§ DATA SUPPLIED
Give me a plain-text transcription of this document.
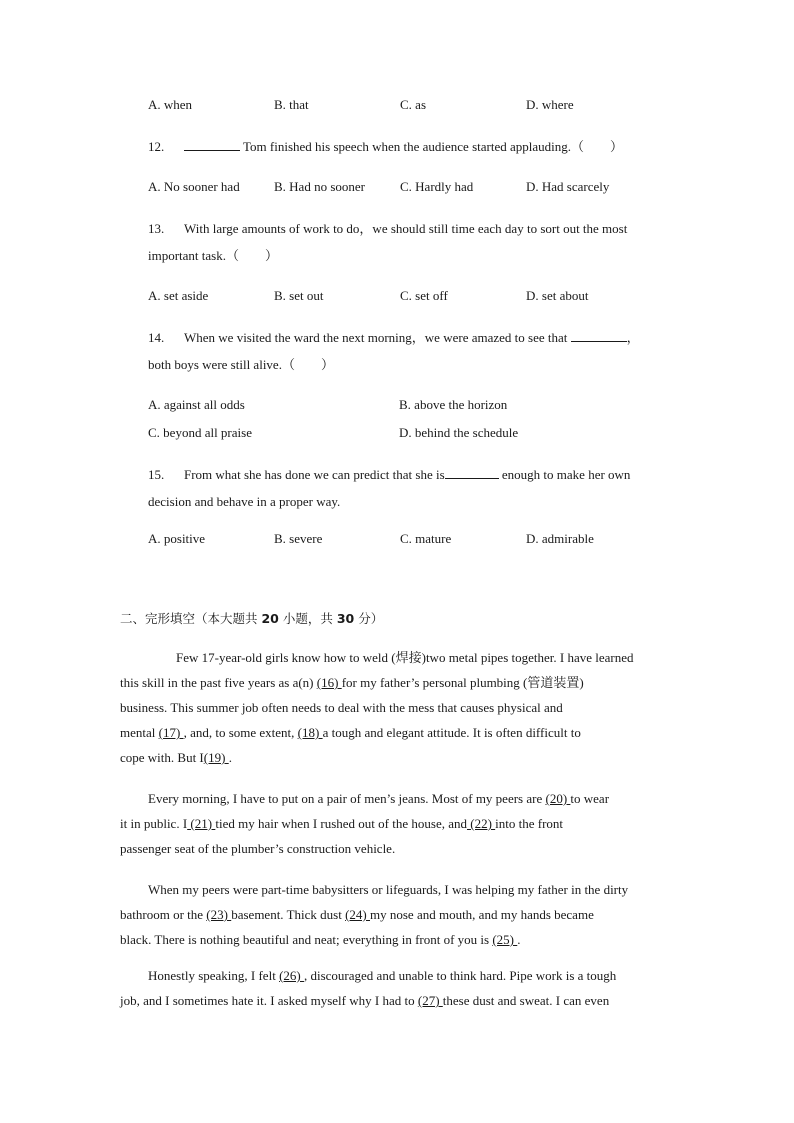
A. when	B. that	C. as	D. where
12.	Tom finished his speech when the audience started applauding.（　　）
A. No sooner had	B. Had no sooner	C. Hardly had	D. Had scarcely
13. With large amounts of work to do，we should still time each day to sort out the most
important task.（　　）
A. set aside	B. set out	C. set off	D. set about
14. When we visited the ward the next morning，we were amazed to see that	，
both boys were still alive.（　　）
A. against all odds	B. above the horizon
C. beyond all praise	D. behind the schedule
15. From what she has done we can predict that she is	enough to make her own
decision and behave in a proper way.
A. positive	B. severe	C. mature	D. admirable
二、完形填空（本大题共 20 小题，共 30 分）
Few 17-year-old girls know how to weld (焊接)two metal pipes together. I have learned
this skill in the past five years as a(n) (16) for my father’s personal plumbing (管道装置)
business. This summer job often needs to deal with the mess that causes physical and
mental (17) , and, to some extent, (18) a tough and elegant attitude. It is often difficult to
cope with. But I(19) .
Every morning, I have to put on a pair of men’s jeans. Most of my peers are (20) to wear
it in public. I (21) tied my hair when I rushed out of the house, and (22) into the front
passenger seat of the plumber’s construction vehicle.
When my peers were part-time babysitters or lifeguards, I was helping my father in the dirty
bathroom or the (23) basement. Thick dust (24) my nose and mouth, and my hands became
black. There is nothing beautiful and neat; everything in front of you is (25) .
Honestly speaking, I felt (26) , discouraged and unable to think hard. Pipe work is a tough
job, and I sometimes hate it. I asked myself why I had to (27) these dust and sweat. I can even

§ TASK REQUIREMENTS
Copy the entries exactly. Leave out the images.

§ REPLY
Give me a plain-text transcription of this document.
A. when	B. that	C. as	D. where
12.	Tom finished his speech when the audience started applauding.（　　）
A. No sooner had	B. Had no sooner	C. Hardly had	D. Had scarcely
13. With large amounts of work to do，we should still time each day to sort out the most
important task.（　　）
A. set aside	B. set out	C. set off	D. set about
14. When we visited the ward the next morning，we were amazed to see that	，
both boys were still alive.（　　）
A. against all odds	B. above the horizon
C. beyond all praise	D. behind the schedule
15. From what she has done we can predict that she is	enough to make her own
decision and behave in a proper way.
A. positive	B. severe	C. mature	D. admirable
二、完形填空（本大题共 20 小题，共 30 分）
Few 17-year-old girls know how to weld (焊接)two metal pipes together. I have learned
this skill in the past five years as a(n) (16) for my father’s personal plumbing (管道装置)
business. This summer job often needs to deal with the mess that causes physical and
mental (17) , and, to some extent, (18) a tough and elegant attitude. It is often difficult to
cope with. But I(19) .
Every morning, I have to put on a pair of men’s jeans. Most of my peers are (20) to wear
it in public. I (21) tied my hair when I rushed out of the house, and (22) into the front
passenger seat of the plumber’s construction vehicle.
When my peers were part-time babysitters or lifeguards, I was helping my father in the dirty
bathroom or the (23) basement. Thick dust (24) my nose and mouth, and my hands became
black. There is nothing beautiful and neat; everything in front of you is (25) .
Honestly speaking, I felt (26) , discouraged and unable to think hard. Pipe work is a tough
job, and I sometimes hate it. I asked myself why I had to (27) these dust and sweat. I can even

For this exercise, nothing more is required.